PROMPT:
Repeat the whole listing below, word for word.

= = = =

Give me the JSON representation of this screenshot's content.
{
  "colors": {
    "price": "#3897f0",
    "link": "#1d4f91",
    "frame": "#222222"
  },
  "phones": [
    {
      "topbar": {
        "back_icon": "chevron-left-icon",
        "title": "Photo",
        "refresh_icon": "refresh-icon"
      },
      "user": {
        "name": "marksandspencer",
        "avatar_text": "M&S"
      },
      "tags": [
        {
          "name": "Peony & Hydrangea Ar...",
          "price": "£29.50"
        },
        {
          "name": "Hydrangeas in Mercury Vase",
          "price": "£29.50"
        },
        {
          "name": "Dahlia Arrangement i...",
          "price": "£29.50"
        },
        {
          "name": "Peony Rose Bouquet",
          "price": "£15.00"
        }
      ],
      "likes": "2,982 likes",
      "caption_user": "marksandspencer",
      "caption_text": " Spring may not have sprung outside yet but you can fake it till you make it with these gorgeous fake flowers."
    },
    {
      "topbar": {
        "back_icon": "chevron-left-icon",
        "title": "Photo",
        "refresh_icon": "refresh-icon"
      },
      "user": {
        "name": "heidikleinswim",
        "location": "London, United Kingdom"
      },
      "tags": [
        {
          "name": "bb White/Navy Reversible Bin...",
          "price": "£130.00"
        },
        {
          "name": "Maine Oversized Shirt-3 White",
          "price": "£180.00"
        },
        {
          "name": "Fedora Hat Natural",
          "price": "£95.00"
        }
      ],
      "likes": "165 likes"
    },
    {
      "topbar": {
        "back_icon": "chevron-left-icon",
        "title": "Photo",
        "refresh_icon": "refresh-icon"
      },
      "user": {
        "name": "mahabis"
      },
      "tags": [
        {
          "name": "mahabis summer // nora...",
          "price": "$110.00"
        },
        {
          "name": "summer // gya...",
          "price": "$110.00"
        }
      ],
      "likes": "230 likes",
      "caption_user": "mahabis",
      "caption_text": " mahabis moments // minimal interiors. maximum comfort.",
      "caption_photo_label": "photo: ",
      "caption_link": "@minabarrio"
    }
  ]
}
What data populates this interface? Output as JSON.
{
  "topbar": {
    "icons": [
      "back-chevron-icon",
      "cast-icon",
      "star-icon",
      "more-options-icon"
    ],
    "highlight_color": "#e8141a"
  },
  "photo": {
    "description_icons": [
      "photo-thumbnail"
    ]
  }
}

= = = =

SOLUTION FOR THIS TASK:
Give me the JSON representation of this screenshot's content.
{
  "colors": {
    "price": "#3897f0",
    "link": "#1d4f91",
    "frame": "#222222"
  },
  "phones": [
    {
      "topbar": {
        "back_icon": "chevron-left-icon",
        "title": "Photo",
        "refresh_icon": "refresh-icon"
      },
      "user": {
        "name": "marksandspencer",
        "avatar_text": "M&S"
      },
      "tags": [
        {
          "name": "Peony & Hydrangea Ar...",
          "price": "£29.50"
        },
        {
          "name": "Hydrangeas in Mercury Vase",
          "price": "£29.50"
        },
        {
          "name": "Dahlia Arrangement i...",
          "price": "£29.50"
        },
        {
          "name": "Peony Rose Bouquet",
          "price": "£15.00"
        }
      ],
      "likes": "2,982 likes",
      "caption_user": "marksandspencer",
      "caption_text": " Spring may not have sprung outside yet but you can fake it till you make it with these gorgeous fake flowers."
    },
    {
      "topbar": {
        "back_icon": "chevron-left-icon",
        "title": "Photo",
        "refresh_icon": "refresh-icon"
      },
      "user": {
        "name": "heidikleinswim",
        "location": "London, United Kingdom"
      },
      "tags": [
        {
          "name": "bb White/Navy Reversible Bin...",
          "price": "£130.00"
        },
        {
          "name": "Maine Oversized Shirt-3 White",
          "price": "£180.00"
        },
        {
          "name": "Fedora Hat Natural",
          "price": "£95.00"
        }
      ],
      "likes": "165 likes"
    },
    {
      "topbar": {
        "back_icon": "chevron-left-icon",
        "title": "Photo",
        "refresh_icon": "refresh-icon"
      },
      "user": {
        "name": "mahabis"
      },
      "tags": [
        {
          "name": "mahabis summer // nora...",
          "price": "$110.00"
        },
        {
          "name": "summer // gya...",
          "price": "$110.00"
        }
      ],
      "likes": "230 likes",
      "caption_user": "mahabis",
      "caption_text": " mahabis moments // minimal interiors. maximum comfort.",
      "caption_photo_label": "photo: ",
      "caption_link": "@minabarrio"
    }
  ]
}
What data populates this interface? Output as JSON.
{
  "topbar": {
    "icons": [
      "back-chevron-icon",
      "cast-icon",
      "star-icon",
      "more-options-icon"
    ],
    "highlight_color": "#e8141a"
  },
  "photo": {
    "description_icons": [
      "photo-thumbnail"
    ]
  }
}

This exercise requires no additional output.